» **WHAT IS EXPECTED**:
Write out the material exactly, leaving every picture behind.

» **INPUT DATA**:
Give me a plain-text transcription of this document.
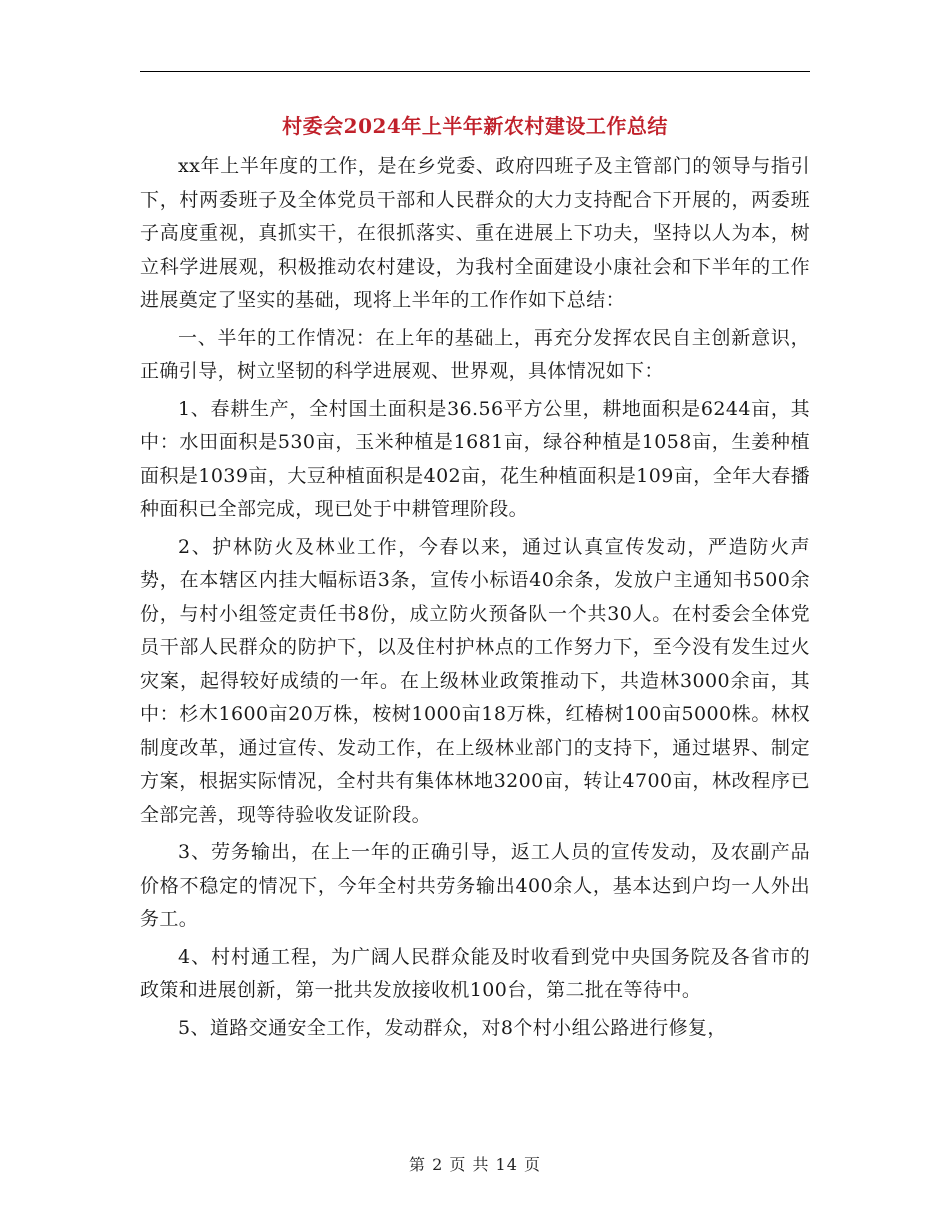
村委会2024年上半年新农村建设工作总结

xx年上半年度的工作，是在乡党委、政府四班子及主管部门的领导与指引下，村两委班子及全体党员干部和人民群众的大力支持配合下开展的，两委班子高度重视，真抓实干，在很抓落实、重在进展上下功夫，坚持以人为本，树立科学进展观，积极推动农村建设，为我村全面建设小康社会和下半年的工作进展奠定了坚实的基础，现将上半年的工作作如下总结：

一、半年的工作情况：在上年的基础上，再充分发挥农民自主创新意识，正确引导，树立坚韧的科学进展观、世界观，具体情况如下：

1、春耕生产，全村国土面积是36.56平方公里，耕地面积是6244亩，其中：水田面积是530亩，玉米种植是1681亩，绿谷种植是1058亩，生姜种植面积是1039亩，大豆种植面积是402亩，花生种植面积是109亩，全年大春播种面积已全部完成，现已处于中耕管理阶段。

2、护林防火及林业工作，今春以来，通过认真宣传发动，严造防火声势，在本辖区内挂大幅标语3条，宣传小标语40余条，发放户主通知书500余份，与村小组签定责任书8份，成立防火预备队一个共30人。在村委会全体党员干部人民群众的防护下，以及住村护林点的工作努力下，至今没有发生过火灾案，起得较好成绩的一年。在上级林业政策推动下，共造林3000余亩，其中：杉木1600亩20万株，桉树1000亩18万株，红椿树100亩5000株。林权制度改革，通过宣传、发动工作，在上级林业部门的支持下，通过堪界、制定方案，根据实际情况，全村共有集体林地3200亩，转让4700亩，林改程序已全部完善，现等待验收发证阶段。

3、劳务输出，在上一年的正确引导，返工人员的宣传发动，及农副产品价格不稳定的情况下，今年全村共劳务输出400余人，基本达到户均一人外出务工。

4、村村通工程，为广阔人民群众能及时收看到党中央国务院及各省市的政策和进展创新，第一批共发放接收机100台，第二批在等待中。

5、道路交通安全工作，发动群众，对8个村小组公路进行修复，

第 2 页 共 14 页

» **OUTPUT FOR THIS EXERCISE**:
Give me a plain-text transcription of this document.
村委会2024年上半年新农村建设工作总结

xx年上半年度的工作，是在乡党委、政府四班子及主管部门的领导与指引下，村两委班子及全体党员干部和人民群众的大力支持配合下开展的，两委班子高度重视，真抓实干，在很抓落实、重在进展上下功夫，坚持以人为本，树立科学进展观，积极推动农村建设，为我村全面建设小康社会和下半年的工作进展奠定了坚实的基础，现将上半年的工作作如下总结：

一、半年的工作情况：在上年的基础上，再充分发挥农民自主创新意识，正确引导，树立坚韧的科学进展观、世界观，具体情况如下：

1、春耕生产，全村国土面积是36.56平方公里，耕地面积是6244亩，其中：水田面积是530亩，玉米种植是1681亩，绿谷种植是1058亩，生姜种植面积是1039亩，大豆种植面积是402亩，花生种植面积是109亩，全年大春播种面积已全部完成，现已处于中耕管理阶段。

2、护林防火及林业工作，今春以来，通过认真宣传发动，严造防火声势，在本辖区内挂大幅标语3条，宣传小标语40余条，发放户主通知书500余份，与村小组签定责任书8份，成立防火预备队一个共30人。在村委会全体党员干部人民群众的防护下，以及住村护林点的工作努力下，至今没有发生过火灾案，起得较好成绩的一年。在上级林业政策推动下，共造林3000余亩，其中：杉木1600亩20万株，桉树1000亩18万株，红椿树100亩5000株。林权制度改革，通过宣传、发动工作，在上级林业部门的支持下，通过堪界、制定方案，根据实际情况，全村共有集体林地3200亩，转让4700亩，林改程序已全部完善，现等待验收发证阶段。

3、劳务输出，在上一年的正确引导，返工人员的宣传发动，及农副产品价格不稳定的情况下，今年全村共劳务输出400余人，基本达到户均一人外出务工。

4、村村通工程，为广阔人民群众能及时收看到党中央国务院及各省市的政策和进展创新，第一批共发放接收机100台，第二批在等待中。

5、道路交通安全工作，发动群众，对8个村小组公路进行修复，

第 2 页 共 14 页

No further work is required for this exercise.